Material for the task →

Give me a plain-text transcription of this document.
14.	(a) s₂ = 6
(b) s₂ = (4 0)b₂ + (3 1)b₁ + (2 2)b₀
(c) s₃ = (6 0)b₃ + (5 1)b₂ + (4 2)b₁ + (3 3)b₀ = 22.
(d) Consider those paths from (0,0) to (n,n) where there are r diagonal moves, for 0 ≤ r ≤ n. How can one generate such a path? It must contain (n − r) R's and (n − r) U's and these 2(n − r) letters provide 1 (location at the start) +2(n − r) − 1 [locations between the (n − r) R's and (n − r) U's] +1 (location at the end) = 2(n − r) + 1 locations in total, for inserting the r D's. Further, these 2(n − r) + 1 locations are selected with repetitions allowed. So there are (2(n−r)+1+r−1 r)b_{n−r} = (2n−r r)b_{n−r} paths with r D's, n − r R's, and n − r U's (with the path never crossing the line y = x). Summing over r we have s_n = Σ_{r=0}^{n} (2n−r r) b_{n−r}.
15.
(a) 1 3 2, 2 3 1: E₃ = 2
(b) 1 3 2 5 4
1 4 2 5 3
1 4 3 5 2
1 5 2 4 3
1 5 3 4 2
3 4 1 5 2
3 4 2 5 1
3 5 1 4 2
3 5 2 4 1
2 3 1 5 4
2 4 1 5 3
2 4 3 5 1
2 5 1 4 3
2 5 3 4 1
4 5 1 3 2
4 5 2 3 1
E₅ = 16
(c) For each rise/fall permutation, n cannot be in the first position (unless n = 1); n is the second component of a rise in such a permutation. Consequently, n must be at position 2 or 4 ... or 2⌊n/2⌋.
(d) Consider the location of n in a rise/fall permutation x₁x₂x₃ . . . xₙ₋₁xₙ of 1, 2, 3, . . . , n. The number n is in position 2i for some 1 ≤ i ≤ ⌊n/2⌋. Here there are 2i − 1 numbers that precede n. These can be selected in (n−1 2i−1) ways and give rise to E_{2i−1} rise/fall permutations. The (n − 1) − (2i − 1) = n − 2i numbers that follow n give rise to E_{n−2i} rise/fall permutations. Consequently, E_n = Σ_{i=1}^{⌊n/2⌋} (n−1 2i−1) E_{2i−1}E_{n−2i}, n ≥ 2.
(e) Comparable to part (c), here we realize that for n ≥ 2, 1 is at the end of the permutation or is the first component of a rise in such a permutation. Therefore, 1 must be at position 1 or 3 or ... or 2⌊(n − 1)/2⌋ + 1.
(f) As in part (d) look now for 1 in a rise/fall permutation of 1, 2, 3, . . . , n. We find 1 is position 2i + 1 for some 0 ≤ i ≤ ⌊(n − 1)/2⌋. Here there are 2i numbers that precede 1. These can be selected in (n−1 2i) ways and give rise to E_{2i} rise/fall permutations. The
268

Request →
Write out every record, exactly as written.

Correct answer →
Give me a plain-text transcription of this document.
14.	(a) s₂ = 6
(b) s₂ = (4 0)b₂ + (3 1)b₁ + (2 2)b₀
(c) s₃ = (6 0)b₃ + (5 1)b₂ + (4 2)b₁ + (3 3)b₀ = 22.
(d) Consider those paths from (0,0) to (n,n) where there are r diagonal moves, for 0 ≤ r ≤ n. How can one generate such a path? It must contain (n − r) R's and (n − r) U's and these 2(n − r) letters provide 1 (location at the start) +2(n − r) − 1 [locations between the (n − r) R's and (n − r) U's] +1 (location at the end) = 2(n − r) + 1 locations in total, for inserting the r D's. Further, these 2(n − r) + 1 locations are selected with repetitions allowed. So there are (2(n−r)+1+r−1 r)b_{n−r} = (2n−r r)b_{n−r} paths with r D's, n − r R's, and n − r U's (with the path never crossing the line y = x). Summing over r we have s_n = Σ_{r=0}^{n} (2n−r r) b_{n−r}.
15.
(a) 1 3 2, 2 3 1: E₃ = 2
(b) 1 3 2 5 4
1 4 2 5 3
1 4 3 5 2
1 5 2 4 3
1 5 3 4 2
3 4 1 5 2
3 4 2 5 1
3 5 1 4 2
3 5 2 4 1
2 3 1 5 4
2 4 1 5 3
2 4 3 5 1
2 5 1 4 3
2 5 3 4 1
4 5 1 3 2
4 5 2 3 1
E₅ = 16
(c) For each rise/fall permutation, n cannot be in the first position (unless n = 1); n is the second component of a rise in such a permutation. Consequently, n must be at position 2 or 4 ... or 2⌊n/2⌋.
(d) Consider the location of n in a rise/fall permutation x₁x₂x₃ . . . xₙ₋₁xₙ of 1, 2, 3, . . . , n. The number n is in position 2i for some 1 ≤ i ≤ ⌊n/2⌋. Here there are 2i − 1 numbers that precede n. These can be selected in (n−1 2i−1) ways and give rise to E_{2i−1} rise/fall permutations. The (n − 1) − (2i − 1) = n − 2i numbers that follow n give rise to E_{n−2i} rise/fall permutations. Consequently, E_n = Σ_{i=1}^{⌊n/2⌋} (n−1 2i−1) E_{2i−1}E_{n−2i}, n ≥ 2.
(e) Comparable to part (c), here we realize that for n ≥ 2, 1 is at the end of the permutation or is the first component of a rise in such a permutation. Therefore, 1 must be at position 1 or 3 or ... or 2⌊(n − 1)/2⌋ + 1.
(f) As in part (d) look now for 1 in a rise/fall permutation of 1, 2, 3, . . . , n. We find 1 is position 2i + 1 for some 0 ≤ i ≤ ⌊(n − 1)/2⌋. Here there are 2i numbers that precede 1. These can be selected in (n−1 2i) ways and give rise to E_{2i} rise/fall permutations. The
268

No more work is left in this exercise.